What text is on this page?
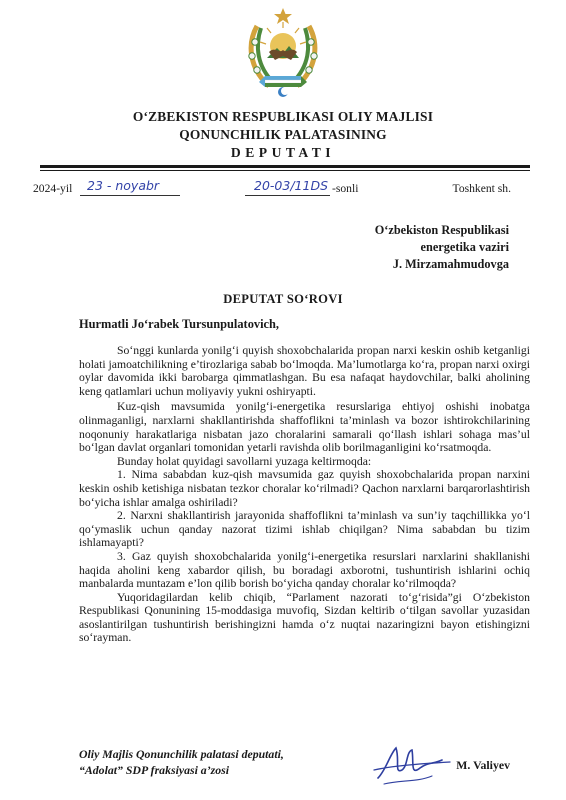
O‘ZBEKISTON RESPUBLIKASI OLIY MAJLISI
QONUNCHILIK PALATASINING
DEPUTATI
2024-yil 23 - noyabr	20-03/11DS -sonli	Toshkent sh.
O‘zbekiston Respublikasi
energetika vaziri
J. Mirzamahmudovga
DEPUTAT SO‘ROVI
Hurmatli Jo‘rabek Tursunpulatovich,

So‘nggi kunlarda yonilg‘i quyish shoxobchalarida propan narxi keskin oshib ketganligi holati jamoatchilikning e’tirozlariga sabab bo‘lmoqda. Ma’lumotlarga ko‘ra, propan narxi oxirgi oylar davomida ikki barobarga qimmatlashgan. Bu esa nafaqat haydovchilar, balki aholining keng qatlamlari uchun moliyaviy yukni oshiryapti.

Kuz-qish mavsumida yonilg‘i-energetika resurslariga ehtiyoj oshishi inobatga olinmaganligi, narxlarni shakllantirishda shaffoflikni ta’minlash va bozor ishtirokchilarining noqonuniy harakatlariga nisbatan jazo choralarini samarali qo‘llash ishlari sohaga mas’ul bo‘lgan davlat organlari tomonidan yetarli ravishda olib borilmaganligini ko‘rsatmoqda.

Bunday holat quyidagi savollarni yuzaga keltirmoqda:

1. Nima sababdan kuz-qish mavsumida gaz quyish shoxobchalarida propan narxini keskin oshib ketishiga nisbatan tezkor choralar ko‘rilmadi? Qachon narxlarni barqarorlashtirish bo‘yicha ishlar amalga oshiriladi?

2. Narxni shakllantirish jarayonida shaffoflikni ta’minlash va sun’iy taqchillikka yo‘l qo‘ymaslik uchun qanday nazorat tizimi ishlab chiqilgan? Nima sababdan bu tizim ishlamayapti?

3. Gaz quyish shoxobchalarida yonilg‘i-energetika resurslari narxlarini shakllanishi haqida aholini keng xabardor qilish, bu boradagi axborotni, tushuntirish ishlarini ochiq manbalarda muntazam e’lon qilib borish bo‘yicha qanday choralar ko‘rilmoqda?

Yuqoridagilardan kelib chiqib, “Parlament nazorati to‘g‘risida”gi O‘zbekiston Respublikasi Qonunining 15-moddasiga muvofiq, Sizdan keltirib o‘tilgan savollar yuzasidan asoslantirilgan tushuntirish berishingizni hamda o‘z nuqtai nazaringizni bayon etishingizni so‘rayman.

Oliy Majlis Qonunchilik palatasi deputati,
“Adolat” SDP fraksiyasi a’zosi	M. Valiyev
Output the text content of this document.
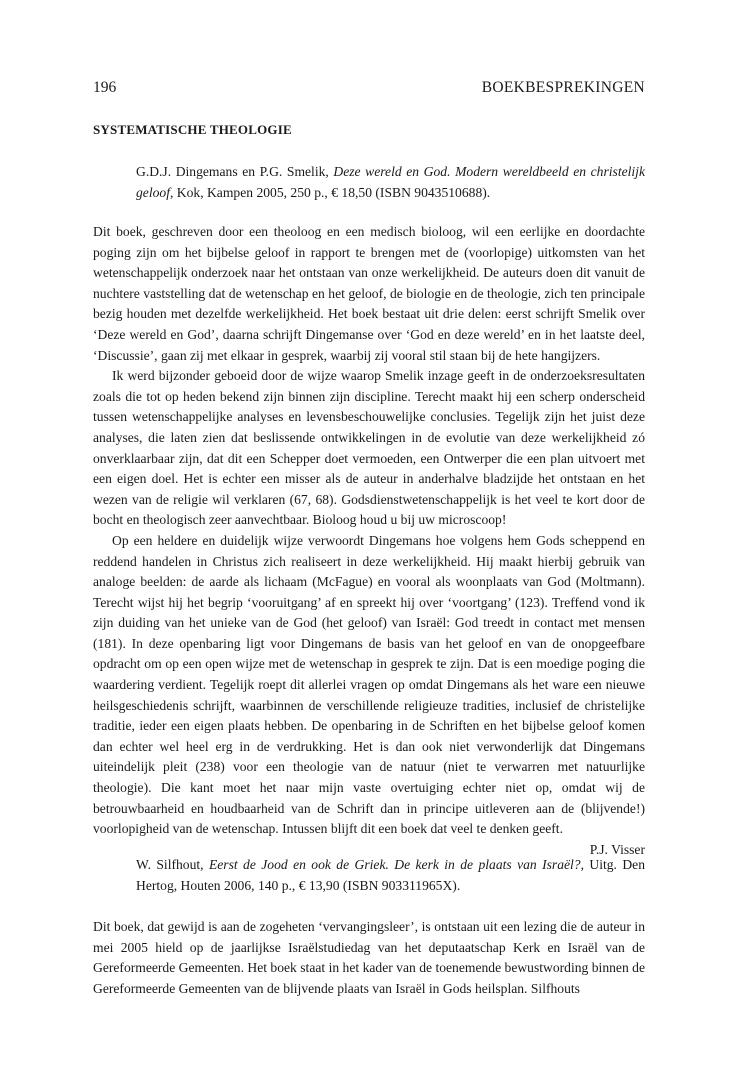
196	BOEKBESPREKINGEN
SYSTEMATISCHE THEOLOGIE

G.D.J. Dingemans en P.G. Smelik, Deze wereld en God. Modern wereldbeeld en christelijk geloof, Kok, Kampen 2005, 250 p., € 18,50 (ISBN 9043510688).

Dit boek, geschreven door een theoloog en een medisch bioloog, wil een eerlijke en doordachte poging zijn om het bijbelse geloof in rapport te brengen met de (voorlopige) uitkomsten van het wetenschappelijk onderzoek naar het ontstaan van onze werkelijkheid. De auteurs doen dit vanuit de nuchtere vaststelling dat de wetenschap en het geloof, de biologie en de theologie, zich ten principale bezig houden met dezelfde werkelijkheid. Het boek bestaat uit drie delen: eerst schrijft Smelik over ‘Deze wereld en God’, daarna schrijft Dingemanse over ‘God en deze wereld’ en in het laatste deel, ‘Discussie’, gaan zij met elkaar in gesprek, waarbij zij vooral stil staan bij de hete hangijzers.

Ik werd bijzonder geboeid door de wijze waarop Smelik inzage geeft in de onderzoeksresultaten zoals die tot op heden bekend zijn binnen zijn discipline. Terecht maakt hij een scherp onderscheid tussen wetenschappelijke analyses en levensbeschouwelijke conclusies. Tegelijk zijn het juist deze analyses, die laten zien dat beslissende ontwikkelingen in de evolutie van deze werkelijkheid zó onverklaarbaar zijn, dat dit een Schepper doet vermoeden, een Ontwerper die een plan uitvoert met een eigen doel. Het is echter een misser als de auteur in anderhalve bladzijde het ontstaan en het wezen van de religie wil verklaren (67, 68). Godsdienstwetenschappelijk is het veel te kort door de bocht en theologisch zeer aanvechtbaar. Bioloog houd u bij uw microscoop!

Op een heldere en duidelijk wijze verwoordt Dingemans hoe volgens hem Gods scheppend en reddend handelen in Christus zich realiseert in deze werkelijkheid. Hij maakt hierbij gebruik van analoge beelden: de aarde als lichaam (McFague) en vooral als woonplaats van God (Moltmann). Terecht wijst hij het begrip ‘vooruitgang’ af en spreekt hij over ‘voortgang’ (123). Treffend vond ik zijn duiding van het unieke van de God (het geloof) van Israël: God treedt in contact met mensen (181). In deze openbaring ligt voor Dingemans de basis van het geloof en van de onopgeefbare opdracht om op een open wijze met de wetenschap in gesprek te zijn. Dat is een moedige poging die waardering verdient. Tegelijk roept dit allerlei vragen op omdat Dingemans als het ware een nieuwe heilsgeschiedenis schrijft, waarbinnen de verschillende religieuze tradities, inclusief de christelijke traditie, ieder een eigen plaats hebben. De openbaring in de Schriften en het bijbelse geloof komen dan echter wel heel erg in de verdrukking. Het is dan ook niet verwonderlijk dat Dingemans uiteindelijk pleit (238) voor een theologie van de natuur (niet te verwarren met natuurlijke theologie). Die kant moet het naar mijn vaste overtuiging echter niet op, omdat wij de betrouwbaarheid en houdbaarheid van de Schrift dan in principe uitleveren aan de (blijvende!) voorlopigheid van de wetenschap. Intussen blijft dit een boek dat veel te denken geeft.

P.J. Visser

W. Silfhout, Eerst de Jood en ook de Griek. De kerk in de plaats van Israël?, Uitg. Den Hertog, Houten 2006, 140 p., € 13,90 (ISBN 903311965X).

Dit boek, dat gewijd is aan de zogeheten ‘vervangingsleer’, is ontstaan uit een lezing die de auteur in mei 2005 hield op de jaarlijkse Israëlstudiedag van het deputaatschap Kerk en Israël van de Gereformeerde Gemeenten. Het boek staat in het kader van de toenemende bewustwording binnen de Gereformeerde Gemeenten van de blijvende plaats van Israël in Gods heilsplan. Silfhouts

**Goal:**
The listing above needs to be output again exactly. Don't include the pictures.

**The answer:**
What text is on this page?
O‘ZBEKISTON RESPUBLIKASI OLIY MAJLISI
QONUNCHILIK PALATASINING
DEPUTATI
2024-yil 23 - noyabr	20-03/11DS -sonli	Toshkent sh.
O‘zbekiston Respublikasi
energetika vaziri
J. Mirzamahmudovga
DEPUTAT SO‘ROVI
Hurmatli Jo‘rabek Tursunpulatovich,

So‘nggi kunlarda yonilg‘i quyish shoxobchalarida propan narxi keskin oshib ketganligi holati jamoatchilikning e’tirozlariga sabab bo‘lmoqda. Ma’lumotlarga ko‘ra, propan narxi oxirgi oylar davomida ikki barobarga qimmatlashgan. Bu esa nafaqat haydovchilar, balki aholining keng qatlamlari uchun moliyaviy yukni oshiryapti.

Kuz-qish mavsumida yonilg‘i-energetika resurslariga ehtiyoj oshishi inobatga olinmaganligi, narxlarni shakllantirishda shaffoflikni ta’minlash va bozor ishtirokchilarining noqonuniy harakatlariga nisbatan jazo choralarini samarali qo‘llash ishlari sohaga mas’ul bo‘lgan davlat organlari tomonidan yetarli ravishda olib borilmaganligini ko‘rsatmoqda.

Bunday holat quyidagi savollarni yuzaga keltirmoqda:

1. Nima sababdan kuz-qish mavsumida gaz quyish shoxobchalarida propan narxini keskin oshib ketishiga nisbatan tezkor choralar ko‘rilmadi? Qachon narxlarni barqarorlashtirish bo‘yicha ishlar amalga oshiriladi?

2. Narxni shakllantirish jarayonida shaffoflikni ta’minlash va sun’iy taqchillikka yo‘l qo‘ymaslik uchun qanday nazorat tizimi ishlab chiqilgan? Nima sababdan bu tizim ishlamayapti?

3. Gaz quyish shoxobchalarida yonilg‘i-energetika resurslari narxlarini shakllanishi haqida aholini keng xabardor qilish, bu boradagi axborotni, tushuntirish ishlarini ochiq manbalarda muntazam e’lon qilib borish bo‘yicha qanday choralar ko‘rilmoqda?

Yuqoridagilardan kelib chiqib, “Parlament nazorati to‘g‘risida”gi O‘zbekiston Respublikasi Qonunining 15-moddasiga muvofiq, Sizdan keltirib o‘tilgan savollar yuzasidan asoslantirilgan tushuntirish berishingizni hamda o‘z nuqtai nazaringizni bayon etishingizni so‘rayman.

Oliy Majlis Qonunchilik palatasi deputati,
“Adolat” SDP fraksiyasi a’zosi	M. Valiyev
Output the text content of this document.
196	BOEKBESPREKINGEN
SYSTEMATISCHE THEOLOGIE

G.D.J. Dingemans en P.G. Smelik, Deze wereld en God. Modern wereldbeeld en christelijk geloof, Kok, Kampen 2005, 250 p., € 18,50 (ISBN 9043510688).

Dit boek, geschreven door een theoloog en een medisch bioloog, wil een eerlijke en doordachte poging zijn om het bijbelse geloof in rapport te brengen met de (voorlopige) uitkomsten van het wetenschappelijk onderzoek naar het ontstaan van onze werkelijkheid. De auteurs doen dit vanuit de nuchtere vaststelling dat de wetenschap en het geloof, de biologie en de theologie, zich ten principale bezig houden met dezelfde werkelijkheid. Het boek bestaat uit drie delen: eerst schrijft Smelik over ‘Deze wereld en God’, daarna schrijft Dingemanse over ‘God en deze wereld’ en in het laatste deel, ‘Discussie’, gaan zij met elkaar in gesprek, waarbij zij vooral stil staan bij de hete hangijzers.

Ik werd bijzonder geboeid door de wijze waarop Smelik inzage geeft in de onderzoeksresultaten zoals die tot op heden bekend zijn binnen zijn discipline. Terecht maakt hij een scherp onderscheid tussen wetenschappelijke analyses en levensbeschouwelijke conclusies. Tegelijk zijn het juist deze analyses, die laten zien dat beslissende ontwikkelingen in de evolutie van deze werkelijkheid zó onverklaarbaar zijn, dat dit een Schepper doet vermoeden, een Ontwerper die een plan uitvoert met een eigen doel. Het is echter een misser als de auteur in anderhalve bladzijde het ontstaan en het wezen van de religie wil verklaren (67, 68). Godsdienstwetenschappelijk is het veel te kort door de bocht en theologisch zeer aanvechtbaar. Bioloog houd u bij uw microscoop!

Op een heldere en duidelijk wijze verwoordt Dingemans hoe volgens hem Gods scheppend en reddend handelen in Christus zich realiseert in deze werkelijkheid. Hij maakt hierbij gebruik van analoge beelden: de aarde als lichaam (McFague) en vooral als woonplaats van God (Moltmann). Terecht wijst hij het begrip ‘vooruitgang’ af en spreekt hij over ‘voortgang’ (123). Treffend vond ik zijn duiding van het unieke van de God (het geloof) van Israël: God treedt in contact met mensen (181). In deze openbaring ligt voor Dingemans de basis van het geloof en van de onopgeefbare opdracht om op een open wijze met de wetenschap in gesprek te zijn. Dat is een moedige poging die waardering verdient. Tegelijk roept dit allerlei vragen op omdat Dingemans als het ware een nieuwe heilsgeschiedenis schrijft, waarbinnen de verschillende religieuze tradities, inclusief de christelijke traditie, ieder een eigen plaats hebben. De openbaring in de Schriften en het bijbelse geloof komen dan echter wel heel erg in de verdrukking. Het is dan ook niet verwonderlijk dat Dingemans uiteindelijk pleit (238) voor een theologie van de natuur (niet te verwarren met natuurlijke theologie). Die kant moet het naar mijn vaste overtuiging echter niet op, omdat wij de betrouwbaarheid en houdbaarheid van de Schrift dan in principe uitleveren aan de (blijvende!) voorlopigheid van de wetenschap. Intussen blijft dit een boek dat veel te denken geeft.

P.J. Visser

W. Silfhout, Eerst de Jood en ook de Griek. De kerk in de plaats van Israël?, Uitg. Den Hertog, Houten 2006, 140 p., € 13,90 (ISBN 903311965X).

Dit boek, dat gewijd is aan de zogeheten ‘vervangingsleer’, is ontstaan uit een lezing die de auteur in mei 2005 hield op de jaarlijkse Israëlstudiedag van het deputaatschap Kerk en Israël van de Gereformeerde Gemeenten. Het boek staat in het kader van de toenemende bewustwording binnen de Gereformeerde Gemeenten van de blijvende plaats van Israël in Gods heilsplan. Silfhouts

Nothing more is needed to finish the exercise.